- [YOUR GOAL] Report the count of lines where the string "JSON" appears, and nothing else.

>>>>>

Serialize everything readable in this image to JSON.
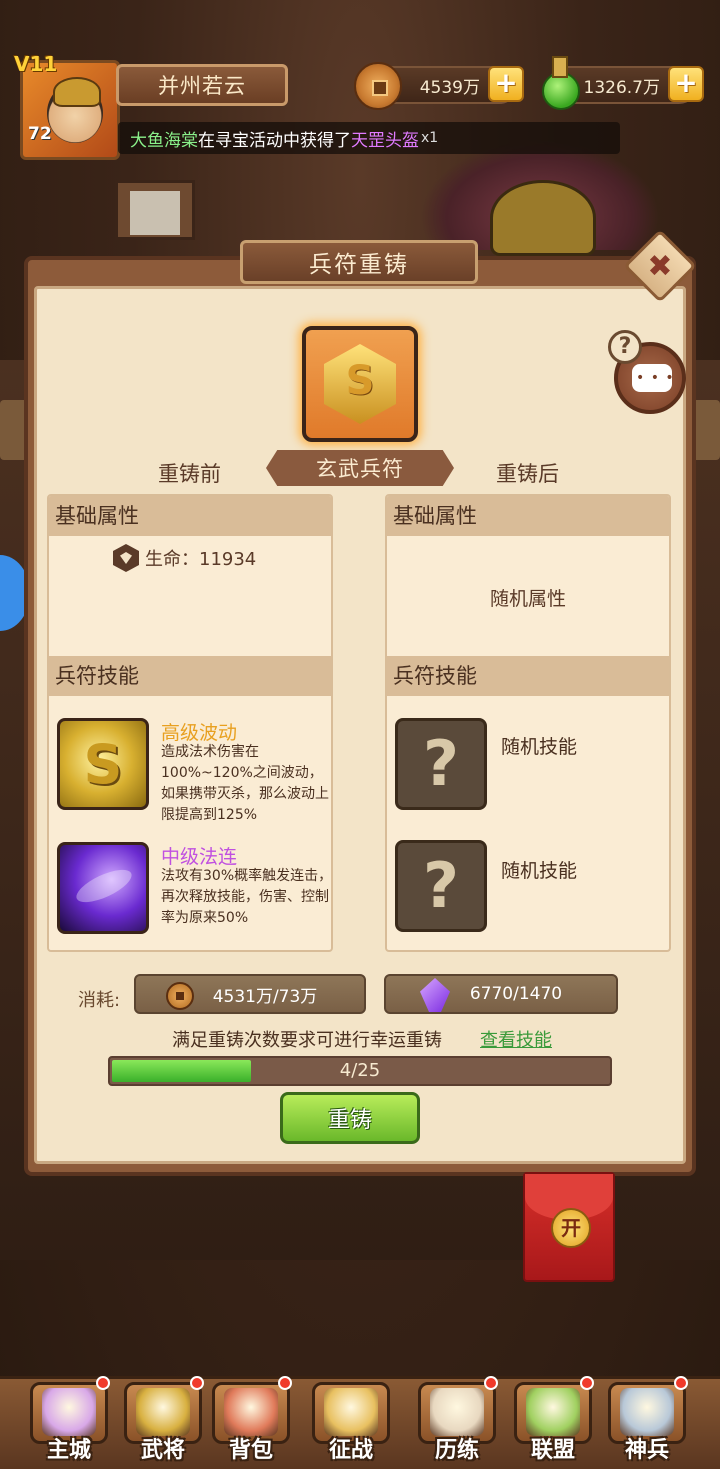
{
  "top_bar": {
    "vip": "V11",
    "level": "72",
    "player_name": "并州若云",
    "coins": "4539万",
    "potion": "1326.7万",
    "plus": "+"
  },
  "marquee": {
    "player": "大鱼海棠",
    "middle": "在寻宝活动中获得了",
    "item": "天罡头盔",
    "qty": "x1"
  },
  "panel": {
    "title": "兵符重铸",
    "close": "✖",
    "help": "?",
    "before_label": "重铸前",
    "after_label": "重铸后",
    "item_name": "玄武兵符"
  },
  "left_column": {
    "base_header": "基础属性",
    "hp_label": "生命：11934",
    "skill_header": "兵符技能",
    "skills": [
      {
        "name": "高级波动",
        "desc": "造成法术伤害在100%~120%之间波动，如果携带灭杀，那么波动上限提高到125%"
      },
      {
        "name": "中级法连",
        "desc": "法攻有30%概率触发连击，再次释放技能，伤害、控制率为原来50%"
      }
    ]
  },
  "right_column": {
    "base_header": "基础属性",
    "random_attr": "随机属性",
    "skill_header": "兵符技能",
    "random_skill_1": "随机技能",
    "random_skill_2": "随机技能"
  },
  "cost": {
    "label": "消耗:",
    "coins": "4531万/73万",
    "gem": "6770/1470"
  },
  "lucky": {
    "text": "满足重铸次数要求可进行幸运重铸",
    "link": "查看技能"
  },
  "progress": {
    "text": "4/25",
    "current": 4,
    "total": 25
  },
  "recast_button": "重铸",
  "red_envelope": "开",
  "bottom_nav": [
    {
      "label": "主城",
      "color": "#d8a8e8",
      "dot": true
    },
    {
      "label": "武将",
      "color": "#d8b040",
      "dot": true
    },
    {
      "label": "背包",
      "color": "#e07a5a",
      "dot": true
    },
    {
      "label": "征战",
      "color": "#e8c060",
      "dot": false
    },
    {
      "label": "历练",
      "color": "#e8d8c0",
      "dot": true
    },
    {
      "label": "联盟",
      "color": "#a0d060",
      "dot": true
    },
    {
      "label": "神兵",
      "color": "#b8c8d8",
      "dot": true
    }
  ]
}
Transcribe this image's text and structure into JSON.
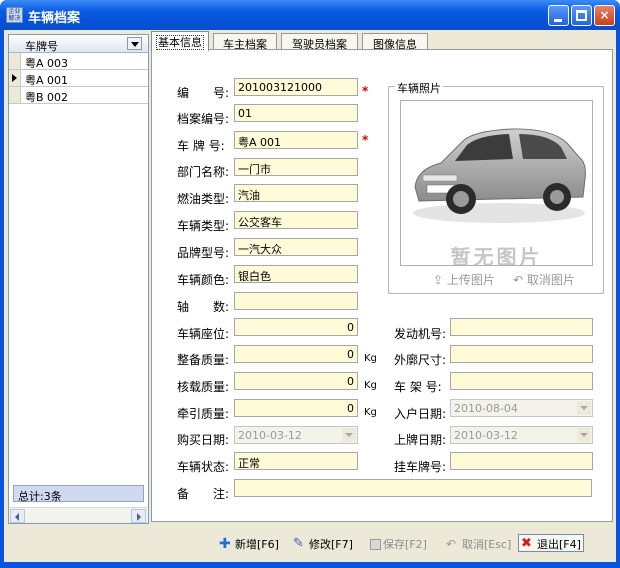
{
  "window": {
    "title": "车辆档案",
    "icon_text": "企业 解决",
    "controls": {
      "minimize": "minimize-icon",
      "maximize": "maximize-icon",
      "close": "×"
    }
  },
  "left_grid": {
    "column_header": "车牌号",
    "rows": [
      {
        "plate": "粤A 003",
        "current": false
      },
      {
        "plate": "粤A 001",
        "current": true
      },
      {
        "plate": "粤B 002",
        "current": false
      }
    ],
    "total": "总计:3条"
  },
  "tabs": [
    {
      "label": "基本信息",
      "active": true
    },
    {
      "label": "车主档案",
      "active": false
    },
    {
      "label": "驾驶员档案",
      "active": false
    },
    {
      "label": "图像信息",
      "active": false
    }
  ],
  "form": {
    "number": {
      "label": "编　　号:",
      "value": "201003121000",
      "required": "*"
    },
    "file_no": {
      "label": "档案编号:",
      "value": "01"
    },
    "plate": {
      "label": "车 牌 号:",
      "value": "粤A 001",
      "required": "*"
    },
    "department": {
      "label": "部门名称:",
      "value": "一门市"
    },
    "fuel_type": {
      "label": "燃油类型:",
      "value": "汽油"
    },
    "vehicle_type": {
      "label": "车辆类型:",
      "value": "公交客车"
    },
    "brand_model": {
      "label": "品牌型号:",
      "value": "一汽大众"
    },
    "color": {
      "label": "车辆颜色:",
      "value": "银白色"
    },
    "axle_count": {
      "label": "轴　　数:",
      "value": ""
    },
    "seats": {
      "label": "车辆座位:",
      "value": "0"
    },
    "curb_weight": {
      "label": "整备质量:",
      "value": "0",
      "unit": "Kg"
    },
    "load_weight": {
      "label": "核载质量:",
      "value": "0",
      "unit": "Kg"
    },
    "traction_weight": {
      "label": "牵引质量:",
      "value": "0",
      "unit": "Kg"
    },
    "purchase_date": {
      "label": "购买日期:",
      "value": "2010-03-12"
    },
    "status": {
      "label": "车辆状态:",
      "value": "正常"
    },
    "remarks": {
      "label": "备　　注:",
      "value": ""
    },
    "engine_no": {
      "label": "发动机号:",
      "value": ""
    },
    "dimensions": {
      "label": "外廓尺寸:",
      "value": ""
    },
    "frame_no": {
      "label": "车 架 号:",
      "value": ""
    },
    "entry_date": {
      "label": "入户日期:",
      "value": "2010-08-04"
    },
    "plate_date": {
      "label": "上牌日期:",
      "value": "2010-03-12"
    },
    "trailer_plate": {
      "label": "挂车牌号:",
      "value": ""
    }
  },
  "photo": {
    "legend": "车辆照片",
    "placeholder_text": "暂无图片",
    "upload_label": "上传图片",
    "cancel_label": "取消图片"
  },
  "toolbar": {
    "add": "新增[F6]",
    "edit": "修改[F7]",
    "save": "保存[F2]",
    "cancel": "取消[Esc]",
    "exit": "退出[F4]"
  },
  "colors": {
    "field_bg": "#fffbd8",
    "title_bar": "#0b5ee6",
    "required": "#d40000"
  }
}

<<<<<

- [WRITTEN RESPONSE] 2